PAGE EXCERPT:
# Where to download FONTS - Adidas, nike, puma .. etc.



## darkman69

Hello friends,

I sell Soccer Shirts, and i'm looking fot TT fonts of the most famous brands, like ADIDAS, NIKE, PUMA .... does any one knows where can i get it ? 

I already looked EVERYWHERE in the internet and couldn't find then !!

I'm looking fot the lettering used in the shirts, like:










etc.. etc ....


----------



## splathead

For actual logos, try brandsoftheworld.com.

Or are you looking for the specific font shown on the back of your samples?


----------



## darkman69

Yes, I need the FONT that they use to write the NAME and NUMBER of the back of the shirt


----------



## recrisp

darkman69 said:


> Yes, I need the FONT that they use to write the NAME and NUMBER of the back of the shirt


When looking for look-alike fonts, just type in "font+nike" using Google.
(No quotes though)
If you're looking for other stuff, do the same, as in, "font+adidas"...
Here's Nike's search...
font+nike - Google Search

(The "+" sign is a search within a search, meaning, 'also', so it looks for "font", then it looks inside there for "nike")

That ought to get you close, those are popular type things, so there ought to be free fonts out there for it, and if not, it may cost you a little bit.
That said, it's sometimes not legal to use certain things for certain projects, so keep that in mind when you are doing stuff... 

Randy


----------



## DakotaPrintArt

Have you tried dafont.com? They have quite a few and many are free.


----------



## TRENZZA

cool resources. Thanks.


----------



## palmtree68

My wife found a website that has something like 5,000 fonts on it and all the fonts are free! The website is: Download fonts | dafont.com

I guess I see that this was already given above. Awesome fonts though!

OBJECTIVE:
Answer these questions about the forum thread on shirt fonts:
1. What does darkman69 sell?
2. Which website does splathead suggest for actual logos?
3. According to palmtree68, about how many fonts does the website his wife found have?

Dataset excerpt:
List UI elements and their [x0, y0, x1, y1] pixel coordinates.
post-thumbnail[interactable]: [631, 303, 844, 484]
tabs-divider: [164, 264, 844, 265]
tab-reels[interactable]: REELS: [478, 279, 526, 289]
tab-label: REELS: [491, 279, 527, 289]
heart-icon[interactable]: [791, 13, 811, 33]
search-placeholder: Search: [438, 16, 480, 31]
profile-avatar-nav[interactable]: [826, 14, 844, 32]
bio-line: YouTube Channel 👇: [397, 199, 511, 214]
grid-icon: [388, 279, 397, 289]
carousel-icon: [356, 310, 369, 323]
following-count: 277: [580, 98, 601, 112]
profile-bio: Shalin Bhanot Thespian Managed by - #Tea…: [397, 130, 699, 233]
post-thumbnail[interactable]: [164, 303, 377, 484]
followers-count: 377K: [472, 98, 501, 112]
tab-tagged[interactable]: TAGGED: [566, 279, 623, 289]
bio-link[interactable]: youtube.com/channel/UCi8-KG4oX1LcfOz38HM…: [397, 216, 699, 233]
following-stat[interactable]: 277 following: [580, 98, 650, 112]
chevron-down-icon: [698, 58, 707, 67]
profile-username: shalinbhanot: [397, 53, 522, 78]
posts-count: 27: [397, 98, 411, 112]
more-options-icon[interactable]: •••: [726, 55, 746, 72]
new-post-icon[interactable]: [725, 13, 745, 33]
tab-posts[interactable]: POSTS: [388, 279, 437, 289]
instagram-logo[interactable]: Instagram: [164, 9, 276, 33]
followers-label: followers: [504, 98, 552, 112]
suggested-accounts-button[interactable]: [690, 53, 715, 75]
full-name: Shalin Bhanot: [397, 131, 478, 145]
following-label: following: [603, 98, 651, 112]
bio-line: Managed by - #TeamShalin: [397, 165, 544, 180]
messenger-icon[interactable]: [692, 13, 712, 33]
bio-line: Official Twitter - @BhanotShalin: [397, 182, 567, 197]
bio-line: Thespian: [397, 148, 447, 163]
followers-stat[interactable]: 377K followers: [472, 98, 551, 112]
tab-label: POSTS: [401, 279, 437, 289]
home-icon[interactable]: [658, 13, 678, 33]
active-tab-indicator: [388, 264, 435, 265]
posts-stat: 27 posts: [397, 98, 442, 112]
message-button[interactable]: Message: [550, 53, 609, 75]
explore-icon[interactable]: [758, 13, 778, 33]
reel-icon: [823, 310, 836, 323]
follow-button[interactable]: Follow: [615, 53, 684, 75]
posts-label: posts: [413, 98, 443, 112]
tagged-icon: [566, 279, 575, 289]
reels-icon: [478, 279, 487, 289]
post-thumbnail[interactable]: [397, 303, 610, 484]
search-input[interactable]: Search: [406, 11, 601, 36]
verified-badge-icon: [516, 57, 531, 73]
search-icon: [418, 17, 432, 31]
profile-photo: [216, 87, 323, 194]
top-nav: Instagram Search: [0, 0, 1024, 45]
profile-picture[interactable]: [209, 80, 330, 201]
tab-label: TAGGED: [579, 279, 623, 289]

OUTPUT BELOW:
1. Soccer shirts.
2. brandsoftheworld.com
3. Something like 5,000 fonts.